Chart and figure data
## Start

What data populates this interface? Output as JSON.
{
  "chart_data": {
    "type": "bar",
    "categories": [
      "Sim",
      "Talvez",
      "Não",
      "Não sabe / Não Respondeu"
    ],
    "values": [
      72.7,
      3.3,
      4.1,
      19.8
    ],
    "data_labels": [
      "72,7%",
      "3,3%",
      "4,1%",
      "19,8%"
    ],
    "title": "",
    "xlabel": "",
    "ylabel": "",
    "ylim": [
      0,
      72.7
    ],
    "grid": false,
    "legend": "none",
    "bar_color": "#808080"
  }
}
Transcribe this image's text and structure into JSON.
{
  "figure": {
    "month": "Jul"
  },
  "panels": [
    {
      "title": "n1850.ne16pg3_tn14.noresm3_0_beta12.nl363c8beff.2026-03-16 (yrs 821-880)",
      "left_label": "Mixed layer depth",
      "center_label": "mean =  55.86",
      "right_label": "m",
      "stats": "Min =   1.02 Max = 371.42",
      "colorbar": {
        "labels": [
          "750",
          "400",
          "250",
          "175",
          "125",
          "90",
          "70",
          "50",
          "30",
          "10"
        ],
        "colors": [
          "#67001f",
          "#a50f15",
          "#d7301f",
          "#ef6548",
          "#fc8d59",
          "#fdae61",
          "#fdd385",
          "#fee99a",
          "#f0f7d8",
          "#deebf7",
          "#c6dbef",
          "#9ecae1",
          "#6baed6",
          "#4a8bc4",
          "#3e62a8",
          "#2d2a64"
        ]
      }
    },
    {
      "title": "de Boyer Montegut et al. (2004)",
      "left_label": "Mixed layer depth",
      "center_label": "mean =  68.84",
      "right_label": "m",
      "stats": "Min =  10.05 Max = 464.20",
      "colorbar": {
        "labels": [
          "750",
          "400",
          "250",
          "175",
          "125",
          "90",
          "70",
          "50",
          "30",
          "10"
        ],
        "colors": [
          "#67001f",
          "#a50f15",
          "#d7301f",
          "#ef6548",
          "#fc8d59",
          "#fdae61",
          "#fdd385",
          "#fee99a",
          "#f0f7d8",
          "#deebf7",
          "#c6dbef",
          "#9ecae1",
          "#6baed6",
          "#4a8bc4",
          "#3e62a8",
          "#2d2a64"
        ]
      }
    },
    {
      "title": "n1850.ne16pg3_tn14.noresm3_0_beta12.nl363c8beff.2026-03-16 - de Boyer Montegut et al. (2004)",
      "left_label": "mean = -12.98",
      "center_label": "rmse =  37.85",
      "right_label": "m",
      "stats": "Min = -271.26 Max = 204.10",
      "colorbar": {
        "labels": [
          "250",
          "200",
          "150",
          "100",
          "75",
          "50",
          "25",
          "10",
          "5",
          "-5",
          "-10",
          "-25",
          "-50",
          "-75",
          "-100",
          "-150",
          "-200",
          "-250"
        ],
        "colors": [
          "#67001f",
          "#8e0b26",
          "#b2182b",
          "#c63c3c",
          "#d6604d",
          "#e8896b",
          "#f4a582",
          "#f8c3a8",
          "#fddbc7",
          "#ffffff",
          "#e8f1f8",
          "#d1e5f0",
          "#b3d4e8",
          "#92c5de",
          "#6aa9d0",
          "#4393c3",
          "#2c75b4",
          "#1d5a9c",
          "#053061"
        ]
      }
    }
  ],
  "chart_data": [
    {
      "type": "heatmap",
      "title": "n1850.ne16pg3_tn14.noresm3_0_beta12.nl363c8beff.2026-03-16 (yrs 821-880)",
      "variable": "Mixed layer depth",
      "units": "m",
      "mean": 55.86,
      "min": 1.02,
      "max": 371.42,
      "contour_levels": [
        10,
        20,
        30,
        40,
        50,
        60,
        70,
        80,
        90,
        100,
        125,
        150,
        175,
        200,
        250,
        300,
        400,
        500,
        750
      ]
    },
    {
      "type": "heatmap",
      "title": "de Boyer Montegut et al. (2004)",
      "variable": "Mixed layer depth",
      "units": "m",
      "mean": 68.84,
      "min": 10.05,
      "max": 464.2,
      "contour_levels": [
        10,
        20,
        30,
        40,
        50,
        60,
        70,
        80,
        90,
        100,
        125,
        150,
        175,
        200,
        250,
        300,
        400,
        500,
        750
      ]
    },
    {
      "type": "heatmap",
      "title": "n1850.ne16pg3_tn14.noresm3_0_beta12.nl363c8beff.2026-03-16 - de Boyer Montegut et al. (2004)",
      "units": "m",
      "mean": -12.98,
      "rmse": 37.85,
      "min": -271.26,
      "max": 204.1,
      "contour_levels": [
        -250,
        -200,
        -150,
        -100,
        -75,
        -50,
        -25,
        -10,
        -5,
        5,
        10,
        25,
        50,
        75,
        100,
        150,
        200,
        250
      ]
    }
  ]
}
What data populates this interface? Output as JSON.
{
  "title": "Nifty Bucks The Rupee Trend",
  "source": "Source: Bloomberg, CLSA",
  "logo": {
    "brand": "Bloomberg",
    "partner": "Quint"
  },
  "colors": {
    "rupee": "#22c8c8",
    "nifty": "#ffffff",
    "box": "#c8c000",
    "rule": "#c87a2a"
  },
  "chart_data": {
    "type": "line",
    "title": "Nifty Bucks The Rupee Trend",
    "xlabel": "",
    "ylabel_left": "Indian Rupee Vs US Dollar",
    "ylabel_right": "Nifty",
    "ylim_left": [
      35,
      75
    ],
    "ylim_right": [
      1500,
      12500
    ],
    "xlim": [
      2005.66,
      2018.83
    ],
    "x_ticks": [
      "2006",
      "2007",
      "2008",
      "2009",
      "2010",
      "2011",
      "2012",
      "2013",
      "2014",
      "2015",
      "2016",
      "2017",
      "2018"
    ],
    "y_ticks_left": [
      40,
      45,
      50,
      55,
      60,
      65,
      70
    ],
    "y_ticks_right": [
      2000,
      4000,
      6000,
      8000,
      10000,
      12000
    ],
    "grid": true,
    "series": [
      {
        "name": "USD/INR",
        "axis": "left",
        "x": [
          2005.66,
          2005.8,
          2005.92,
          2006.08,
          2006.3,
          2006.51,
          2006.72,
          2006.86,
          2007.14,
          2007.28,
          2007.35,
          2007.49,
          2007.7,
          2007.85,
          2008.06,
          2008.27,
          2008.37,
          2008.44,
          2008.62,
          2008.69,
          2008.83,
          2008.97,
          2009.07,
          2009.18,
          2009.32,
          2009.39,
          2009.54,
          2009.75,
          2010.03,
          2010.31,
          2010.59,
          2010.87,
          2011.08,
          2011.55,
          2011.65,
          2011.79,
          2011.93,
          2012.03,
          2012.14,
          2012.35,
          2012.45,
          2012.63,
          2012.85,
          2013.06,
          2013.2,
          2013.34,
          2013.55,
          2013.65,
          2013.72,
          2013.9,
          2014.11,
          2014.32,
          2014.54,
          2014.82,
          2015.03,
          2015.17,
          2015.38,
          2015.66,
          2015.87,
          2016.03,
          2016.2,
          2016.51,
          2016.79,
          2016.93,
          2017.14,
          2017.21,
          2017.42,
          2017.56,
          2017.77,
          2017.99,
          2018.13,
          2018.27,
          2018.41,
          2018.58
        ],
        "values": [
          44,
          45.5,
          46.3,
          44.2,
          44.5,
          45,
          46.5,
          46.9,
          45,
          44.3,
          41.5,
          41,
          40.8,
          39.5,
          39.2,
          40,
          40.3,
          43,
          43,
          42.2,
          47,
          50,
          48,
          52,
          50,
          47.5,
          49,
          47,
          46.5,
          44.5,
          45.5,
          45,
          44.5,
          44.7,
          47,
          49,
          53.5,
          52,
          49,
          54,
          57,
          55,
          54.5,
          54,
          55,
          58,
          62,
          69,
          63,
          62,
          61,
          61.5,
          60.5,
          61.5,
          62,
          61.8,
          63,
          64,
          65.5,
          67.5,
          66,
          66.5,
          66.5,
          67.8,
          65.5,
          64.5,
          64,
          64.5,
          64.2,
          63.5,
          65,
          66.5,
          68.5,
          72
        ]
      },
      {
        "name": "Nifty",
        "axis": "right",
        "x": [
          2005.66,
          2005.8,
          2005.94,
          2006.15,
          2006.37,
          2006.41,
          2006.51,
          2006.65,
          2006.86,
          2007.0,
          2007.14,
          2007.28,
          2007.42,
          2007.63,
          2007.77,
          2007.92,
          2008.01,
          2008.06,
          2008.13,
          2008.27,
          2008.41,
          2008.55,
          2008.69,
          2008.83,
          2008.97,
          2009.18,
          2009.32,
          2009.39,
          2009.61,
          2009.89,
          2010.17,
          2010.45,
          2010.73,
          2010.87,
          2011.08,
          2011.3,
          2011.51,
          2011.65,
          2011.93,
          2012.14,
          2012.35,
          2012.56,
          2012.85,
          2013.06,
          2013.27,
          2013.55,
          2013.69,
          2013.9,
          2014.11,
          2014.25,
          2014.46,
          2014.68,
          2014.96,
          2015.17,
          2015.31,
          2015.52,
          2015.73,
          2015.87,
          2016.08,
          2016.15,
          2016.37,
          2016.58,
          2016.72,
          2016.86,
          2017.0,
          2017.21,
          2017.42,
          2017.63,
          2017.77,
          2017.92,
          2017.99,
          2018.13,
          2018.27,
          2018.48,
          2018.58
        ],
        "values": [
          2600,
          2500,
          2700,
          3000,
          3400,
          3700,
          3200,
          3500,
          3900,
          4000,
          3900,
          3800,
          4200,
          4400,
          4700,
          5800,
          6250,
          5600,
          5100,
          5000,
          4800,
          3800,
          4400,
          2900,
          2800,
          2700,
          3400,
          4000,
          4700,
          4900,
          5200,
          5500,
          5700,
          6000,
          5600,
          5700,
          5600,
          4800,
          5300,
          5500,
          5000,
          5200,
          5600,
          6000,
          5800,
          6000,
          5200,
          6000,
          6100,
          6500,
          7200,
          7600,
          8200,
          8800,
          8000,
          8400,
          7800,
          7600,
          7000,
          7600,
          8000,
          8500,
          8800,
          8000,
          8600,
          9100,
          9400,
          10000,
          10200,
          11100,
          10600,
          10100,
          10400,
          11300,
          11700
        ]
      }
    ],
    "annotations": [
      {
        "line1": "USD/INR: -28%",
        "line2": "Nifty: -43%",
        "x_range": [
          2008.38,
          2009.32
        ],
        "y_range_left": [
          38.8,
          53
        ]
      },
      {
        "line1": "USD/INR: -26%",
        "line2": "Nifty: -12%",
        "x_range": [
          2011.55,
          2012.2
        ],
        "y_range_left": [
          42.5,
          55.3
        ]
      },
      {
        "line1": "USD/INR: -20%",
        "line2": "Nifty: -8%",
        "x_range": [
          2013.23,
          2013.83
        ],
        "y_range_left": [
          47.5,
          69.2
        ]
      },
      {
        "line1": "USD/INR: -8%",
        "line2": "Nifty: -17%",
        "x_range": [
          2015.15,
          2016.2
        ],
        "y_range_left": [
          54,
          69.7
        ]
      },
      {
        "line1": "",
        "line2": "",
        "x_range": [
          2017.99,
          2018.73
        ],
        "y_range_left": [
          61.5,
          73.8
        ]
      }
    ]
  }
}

## End

● **What you should do**
From the entries above, copy every line where the word "stats" shows up.

● **Response to the task**
      "stats": "Min =   1.02 Max = 371.42",
      "stats": "Min =  10.05 Max = 464.20",
      "stats": "Min = -271.26 Max = 204.10",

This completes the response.